* START *
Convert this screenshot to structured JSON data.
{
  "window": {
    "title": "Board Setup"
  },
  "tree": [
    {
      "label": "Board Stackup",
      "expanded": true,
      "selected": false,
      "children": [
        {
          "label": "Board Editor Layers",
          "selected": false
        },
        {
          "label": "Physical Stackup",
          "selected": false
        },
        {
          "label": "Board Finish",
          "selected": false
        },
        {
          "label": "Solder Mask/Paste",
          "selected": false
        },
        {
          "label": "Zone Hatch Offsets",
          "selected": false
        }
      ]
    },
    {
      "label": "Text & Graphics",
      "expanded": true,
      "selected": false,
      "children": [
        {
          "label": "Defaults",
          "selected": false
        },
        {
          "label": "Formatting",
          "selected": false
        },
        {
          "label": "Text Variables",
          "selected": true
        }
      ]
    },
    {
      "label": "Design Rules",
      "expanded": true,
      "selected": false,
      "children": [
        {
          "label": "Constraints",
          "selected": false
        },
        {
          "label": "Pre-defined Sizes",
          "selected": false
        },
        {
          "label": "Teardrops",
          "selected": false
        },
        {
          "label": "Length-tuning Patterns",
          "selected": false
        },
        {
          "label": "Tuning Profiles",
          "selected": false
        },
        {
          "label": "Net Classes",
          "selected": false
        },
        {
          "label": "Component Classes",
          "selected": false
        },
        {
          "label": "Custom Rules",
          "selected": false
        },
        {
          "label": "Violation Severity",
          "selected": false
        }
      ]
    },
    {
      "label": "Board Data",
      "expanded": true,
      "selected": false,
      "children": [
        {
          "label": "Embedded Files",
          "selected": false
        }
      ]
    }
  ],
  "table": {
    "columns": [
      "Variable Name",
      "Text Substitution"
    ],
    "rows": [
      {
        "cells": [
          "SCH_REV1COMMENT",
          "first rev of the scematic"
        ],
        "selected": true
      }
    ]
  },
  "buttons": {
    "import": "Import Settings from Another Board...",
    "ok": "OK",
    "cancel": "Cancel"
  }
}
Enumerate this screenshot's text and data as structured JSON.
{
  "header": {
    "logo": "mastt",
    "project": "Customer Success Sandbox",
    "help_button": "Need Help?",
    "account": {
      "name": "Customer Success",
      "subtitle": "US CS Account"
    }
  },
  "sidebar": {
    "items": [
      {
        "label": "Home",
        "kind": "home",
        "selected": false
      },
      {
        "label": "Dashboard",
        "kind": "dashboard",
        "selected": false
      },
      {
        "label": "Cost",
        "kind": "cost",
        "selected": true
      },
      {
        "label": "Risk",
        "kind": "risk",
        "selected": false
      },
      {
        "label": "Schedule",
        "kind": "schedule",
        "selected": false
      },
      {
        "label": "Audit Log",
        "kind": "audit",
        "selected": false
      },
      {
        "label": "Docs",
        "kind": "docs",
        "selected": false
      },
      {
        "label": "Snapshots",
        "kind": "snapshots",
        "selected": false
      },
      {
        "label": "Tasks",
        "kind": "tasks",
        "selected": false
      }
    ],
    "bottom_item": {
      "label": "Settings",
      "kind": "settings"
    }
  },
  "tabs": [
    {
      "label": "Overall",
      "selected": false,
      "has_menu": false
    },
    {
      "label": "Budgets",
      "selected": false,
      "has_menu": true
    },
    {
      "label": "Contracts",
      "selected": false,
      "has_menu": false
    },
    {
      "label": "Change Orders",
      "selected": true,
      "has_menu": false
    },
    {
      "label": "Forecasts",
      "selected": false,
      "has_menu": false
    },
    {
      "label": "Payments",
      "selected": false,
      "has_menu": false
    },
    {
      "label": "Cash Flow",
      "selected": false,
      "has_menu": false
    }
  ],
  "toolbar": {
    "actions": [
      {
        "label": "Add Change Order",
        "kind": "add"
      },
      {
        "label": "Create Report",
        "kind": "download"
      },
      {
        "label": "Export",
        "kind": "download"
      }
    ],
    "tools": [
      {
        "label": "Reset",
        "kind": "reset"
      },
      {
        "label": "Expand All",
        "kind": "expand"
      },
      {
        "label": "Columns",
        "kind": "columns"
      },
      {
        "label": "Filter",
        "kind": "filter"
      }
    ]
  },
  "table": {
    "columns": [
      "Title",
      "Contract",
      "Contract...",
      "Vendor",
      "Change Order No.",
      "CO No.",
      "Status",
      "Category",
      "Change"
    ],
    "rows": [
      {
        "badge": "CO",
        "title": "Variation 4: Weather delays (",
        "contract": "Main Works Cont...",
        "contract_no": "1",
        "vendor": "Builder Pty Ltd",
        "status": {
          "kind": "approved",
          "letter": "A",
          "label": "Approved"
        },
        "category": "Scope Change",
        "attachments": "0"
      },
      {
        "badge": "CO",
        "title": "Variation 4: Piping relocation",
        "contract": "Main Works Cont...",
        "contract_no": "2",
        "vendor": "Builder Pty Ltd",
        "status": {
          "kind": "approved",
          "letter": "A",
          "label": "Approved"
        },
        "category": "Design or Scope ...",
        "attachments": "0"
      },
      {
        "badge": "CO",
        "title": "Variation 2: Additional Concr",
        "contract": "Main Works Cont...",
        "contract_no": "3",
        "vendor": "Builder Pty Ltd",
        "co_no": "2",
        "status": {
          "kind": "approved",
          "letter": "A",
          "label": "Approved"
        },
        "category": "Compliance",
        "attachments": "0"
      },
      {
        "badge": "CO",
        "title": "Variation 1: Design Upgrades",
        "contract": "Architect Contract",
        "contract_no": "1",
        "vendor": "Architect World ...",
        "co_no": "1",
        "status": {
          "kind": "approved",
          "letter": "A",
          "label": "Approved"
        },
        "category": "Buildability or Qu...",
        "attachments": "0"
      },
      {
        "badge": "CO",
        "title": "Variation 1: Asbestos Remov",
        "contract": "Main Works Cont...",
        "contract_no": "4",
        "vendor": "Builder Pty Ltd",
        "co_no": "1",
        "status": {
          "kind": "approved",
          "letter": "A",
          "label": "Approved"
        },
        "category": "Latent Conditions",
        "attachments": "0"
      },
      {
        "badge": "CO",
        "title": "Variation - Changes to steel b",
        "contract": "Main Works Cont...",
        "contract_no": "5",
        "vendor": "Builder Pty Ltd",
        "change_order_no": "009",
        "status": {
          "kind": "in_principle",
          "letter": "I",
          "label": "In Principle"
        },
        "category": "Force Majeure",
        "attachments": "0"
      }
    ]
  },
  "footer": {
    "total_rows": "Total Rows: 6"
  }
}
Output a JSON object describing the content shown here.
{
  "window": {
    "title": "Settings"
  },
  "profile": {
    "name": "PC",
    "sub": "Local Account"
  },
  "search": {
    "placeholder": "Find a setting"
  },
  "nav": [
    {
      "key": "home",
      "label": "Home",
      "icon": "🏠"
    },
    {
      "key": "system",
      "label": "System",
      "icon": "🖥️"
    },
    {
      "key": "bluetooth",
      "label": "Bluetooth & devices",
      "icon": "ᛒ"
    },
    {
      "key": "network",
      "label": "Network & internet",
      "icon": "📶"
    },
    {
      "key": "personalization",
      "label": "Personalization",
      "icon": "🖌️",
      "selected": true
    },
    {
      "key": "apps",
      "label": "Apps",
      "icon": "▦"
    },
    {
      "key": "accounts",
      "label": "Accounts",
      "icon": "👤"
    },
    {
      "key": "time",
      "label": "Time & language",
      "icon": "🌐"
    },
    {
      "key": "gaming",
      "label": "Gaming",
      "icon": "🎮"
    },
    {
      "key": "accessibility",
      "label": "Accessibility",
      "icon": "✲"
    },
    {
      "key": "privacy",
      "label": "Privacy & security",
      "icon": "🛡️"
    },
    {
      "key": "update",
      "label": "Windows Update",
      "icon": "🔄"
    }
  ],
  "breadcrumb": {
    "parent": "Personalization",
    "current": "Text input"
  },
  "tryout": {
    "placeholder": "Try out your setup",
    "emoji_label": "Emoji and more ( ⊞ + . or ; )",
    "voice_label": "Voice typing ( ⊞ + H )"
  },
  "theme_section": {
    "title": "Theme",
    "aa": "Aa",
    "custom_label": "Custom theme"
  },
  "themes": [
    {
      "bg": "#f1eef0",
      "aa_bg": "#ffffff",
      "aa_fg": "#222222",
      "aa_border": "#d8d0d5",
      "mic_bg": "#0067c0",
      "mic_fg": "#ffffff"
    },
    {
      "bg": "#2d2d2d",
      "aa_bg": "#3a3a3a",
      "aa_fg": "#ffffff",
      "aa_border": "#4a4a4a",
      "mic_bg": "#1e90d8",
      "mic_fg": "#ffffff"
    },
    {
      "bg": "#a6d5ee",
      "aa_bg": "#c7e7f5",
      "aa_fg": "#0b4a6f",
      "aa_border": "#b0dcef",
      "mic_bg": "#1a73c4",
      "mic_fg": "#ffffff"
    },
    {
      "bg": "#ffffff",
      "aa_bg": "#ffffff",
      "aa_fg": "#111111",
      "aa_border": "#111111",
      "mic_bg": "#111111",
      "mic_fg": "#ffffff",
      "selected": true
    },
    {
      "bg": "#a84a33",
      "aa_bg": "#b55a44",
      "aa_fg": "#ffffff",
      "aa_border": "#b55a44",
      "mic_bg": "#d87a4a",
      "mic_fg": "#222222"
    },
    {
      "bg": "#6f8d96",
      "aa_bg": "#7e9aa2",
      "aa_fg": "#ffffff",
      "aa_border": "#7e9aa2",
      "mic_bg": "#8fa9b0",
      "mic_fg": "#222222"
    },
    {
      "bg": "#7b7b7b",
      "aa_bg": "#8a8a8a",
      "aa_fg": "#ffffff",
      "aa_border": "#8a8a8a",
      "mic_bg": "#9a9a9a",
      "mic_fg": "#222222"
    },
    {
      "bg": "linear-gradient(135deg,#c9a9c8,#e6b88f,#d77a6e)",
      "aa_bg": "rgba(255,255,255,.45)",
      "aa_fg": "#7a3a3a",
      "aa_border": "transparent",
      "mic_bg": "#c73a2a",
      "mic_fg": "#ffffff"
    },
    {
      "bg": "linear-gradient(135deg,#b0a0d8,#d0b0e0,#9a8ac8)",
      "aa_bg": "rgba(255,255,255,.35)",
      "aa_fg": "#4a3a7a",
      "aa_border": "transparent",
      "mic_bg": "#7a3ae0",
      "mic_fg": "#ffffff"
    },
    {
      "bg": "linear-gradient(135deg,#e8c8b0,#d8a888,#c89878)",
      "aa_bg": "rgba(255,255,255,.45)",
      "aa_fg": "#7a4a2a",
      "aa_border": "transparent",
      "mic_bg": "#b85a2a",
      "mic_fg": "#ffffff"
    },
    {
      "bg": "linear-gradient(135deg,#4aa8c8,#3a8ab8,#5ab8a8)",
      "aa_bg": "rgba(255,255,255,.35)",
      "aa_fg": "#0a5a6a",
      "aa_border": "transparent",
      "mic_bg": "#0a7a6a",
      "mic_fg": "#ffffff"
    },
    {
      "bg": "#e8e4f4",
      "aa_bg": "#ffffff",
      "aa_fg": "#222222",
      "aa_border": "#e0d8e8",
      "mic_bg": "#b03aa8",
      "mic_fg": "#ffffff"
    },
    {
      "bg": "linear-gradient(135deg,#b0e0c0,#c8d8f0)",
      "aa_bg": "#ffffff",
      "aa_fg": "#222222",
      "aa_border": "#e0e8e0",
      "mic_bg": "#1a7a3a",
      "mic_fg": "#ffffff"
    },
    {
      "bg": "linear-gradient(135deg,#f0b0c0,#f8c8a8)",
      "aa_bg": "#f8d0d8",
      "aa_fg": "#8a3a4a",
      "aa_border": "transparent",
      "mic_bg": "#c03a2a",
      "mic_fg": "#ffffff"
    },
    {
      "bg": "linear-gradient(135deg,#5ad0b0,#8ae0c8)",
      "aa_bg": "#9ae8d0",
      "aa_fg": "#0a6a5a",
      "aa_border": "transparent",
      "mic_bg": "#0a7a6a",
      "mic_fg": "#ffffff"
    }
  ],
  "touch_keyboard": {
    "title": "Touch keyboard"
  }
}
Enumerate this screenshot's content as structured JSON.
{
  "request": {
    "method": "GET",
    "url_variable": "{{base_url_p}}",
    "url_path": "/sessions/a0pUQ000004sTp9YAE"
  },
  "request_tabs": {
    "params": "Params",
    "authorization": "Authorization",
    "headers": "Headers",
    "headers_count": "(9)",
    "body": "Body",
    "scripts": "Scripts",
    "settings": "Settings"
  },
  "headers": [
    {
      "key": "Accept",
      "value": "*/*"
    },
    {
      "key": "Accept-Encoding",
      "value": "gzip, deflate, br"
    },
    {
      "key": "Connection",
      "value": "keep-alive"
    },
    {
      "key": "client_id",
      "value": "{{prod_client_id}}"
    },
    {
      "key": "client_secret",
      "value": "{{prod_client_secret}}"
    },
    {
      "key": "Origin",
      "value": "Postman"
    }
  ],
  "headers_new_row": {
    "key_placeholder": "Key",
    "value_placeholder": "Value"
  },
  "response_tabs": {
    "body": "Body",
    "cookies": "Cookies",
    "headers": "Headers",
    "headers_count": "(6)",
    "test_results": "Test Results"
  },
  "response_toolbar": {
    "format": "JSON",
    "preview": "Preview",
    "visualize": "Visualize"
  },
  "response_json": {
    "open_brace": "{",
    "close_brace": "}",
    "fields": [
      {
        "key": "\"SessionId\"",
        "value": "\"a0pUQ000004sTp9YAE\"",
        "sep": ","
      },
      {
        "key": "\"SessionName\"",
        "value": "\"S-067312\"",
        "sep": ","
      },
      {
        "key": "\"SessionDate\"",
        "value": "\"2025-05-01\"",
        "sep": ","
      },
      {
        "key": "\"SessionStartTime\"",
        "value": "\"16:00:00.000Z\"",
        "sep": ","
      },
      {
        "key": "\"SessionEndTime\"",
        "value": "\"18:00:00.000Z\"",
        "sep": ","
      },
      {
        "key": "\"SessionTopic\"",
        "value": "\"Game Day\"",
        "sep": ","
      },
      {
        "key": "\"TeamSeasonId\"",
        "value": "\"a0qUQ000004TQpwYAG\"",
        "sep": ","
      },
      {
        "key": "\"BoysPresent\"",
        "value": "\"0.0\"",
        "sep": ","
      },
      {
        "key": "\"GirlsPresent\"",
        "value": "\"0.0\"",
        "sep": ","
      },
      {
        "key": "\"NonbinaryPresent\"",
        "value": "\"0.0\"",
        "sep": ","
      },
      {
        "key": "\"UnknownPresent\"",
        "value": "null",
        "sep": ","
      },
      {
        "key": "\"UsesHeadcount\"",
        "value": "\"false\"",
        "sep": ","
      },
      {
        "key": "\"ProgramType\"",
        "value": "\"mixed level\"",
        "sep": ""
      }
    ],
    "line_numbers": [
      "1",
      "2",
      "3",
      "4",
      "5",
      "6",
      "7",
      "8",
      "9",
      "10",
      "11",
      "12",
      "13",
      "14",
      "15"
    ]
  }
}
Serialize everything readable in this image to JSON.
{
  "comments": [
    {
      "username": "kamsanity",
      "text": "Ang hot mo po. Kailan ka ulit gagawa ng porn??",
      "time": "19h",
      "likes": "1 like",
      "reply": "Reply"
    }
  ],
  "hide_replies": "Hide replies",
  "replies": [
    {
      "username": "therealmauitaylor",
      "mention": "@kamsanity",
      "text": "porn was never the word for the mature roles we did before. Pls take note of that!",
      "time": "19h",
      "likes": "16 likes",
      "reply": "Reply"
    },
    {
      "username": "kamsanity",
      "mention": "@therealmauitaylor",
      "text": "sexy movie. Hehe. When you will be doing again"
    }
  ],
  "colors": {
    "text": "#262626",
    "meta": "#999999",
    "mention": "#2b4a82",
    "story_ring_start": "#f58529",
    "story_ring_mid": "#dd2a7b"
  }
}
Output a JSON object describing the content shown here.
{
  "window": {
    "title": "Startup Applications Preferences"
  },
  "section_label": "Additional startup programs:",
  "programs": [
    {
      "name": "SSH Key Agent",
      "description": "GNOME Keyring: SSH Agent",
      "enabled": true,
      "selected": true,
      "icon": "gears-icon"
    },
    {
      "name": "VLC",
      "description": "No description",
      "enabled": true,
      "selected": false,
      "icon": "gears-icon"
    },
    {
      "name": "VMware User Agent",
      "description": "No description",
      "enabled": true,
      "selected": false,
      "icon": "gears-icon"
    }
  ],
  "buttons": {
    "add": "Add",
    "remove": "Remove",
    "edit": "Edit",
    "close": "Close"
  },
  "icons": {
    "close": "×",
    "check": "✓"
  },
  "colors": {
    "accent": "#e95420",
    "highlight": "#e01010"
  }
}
* END *
| WORK TO BE COMPLETED |
From the entries above, return each line with the word "gradient" in it.

| SOLUTION |
      "bg": "linear-gradient(135deg,#c9a9c8,#e6b88f,#d77a6e)",
      "bg": "linear-gradient(135deg,#b0a0d8,#d0b0e0,#9a8ac8)",
      "bg": "linear-gradient(135deg,#e8c8b0,#d8a888,#c89878)",
      "bg": "linear-gradient(135deg,#4aa8c8,#3a8ab8,#5ab8a8)",
      "bg": "linear-gradient(135deg,#b0e0c0,#c8d8f0)",
      "bg": "linear-gradient(135deg,#f0b0c0,#f8c8a8)",
      "bg": "linear-gradient(135deg,#5ad0b0,#8ae0c8)",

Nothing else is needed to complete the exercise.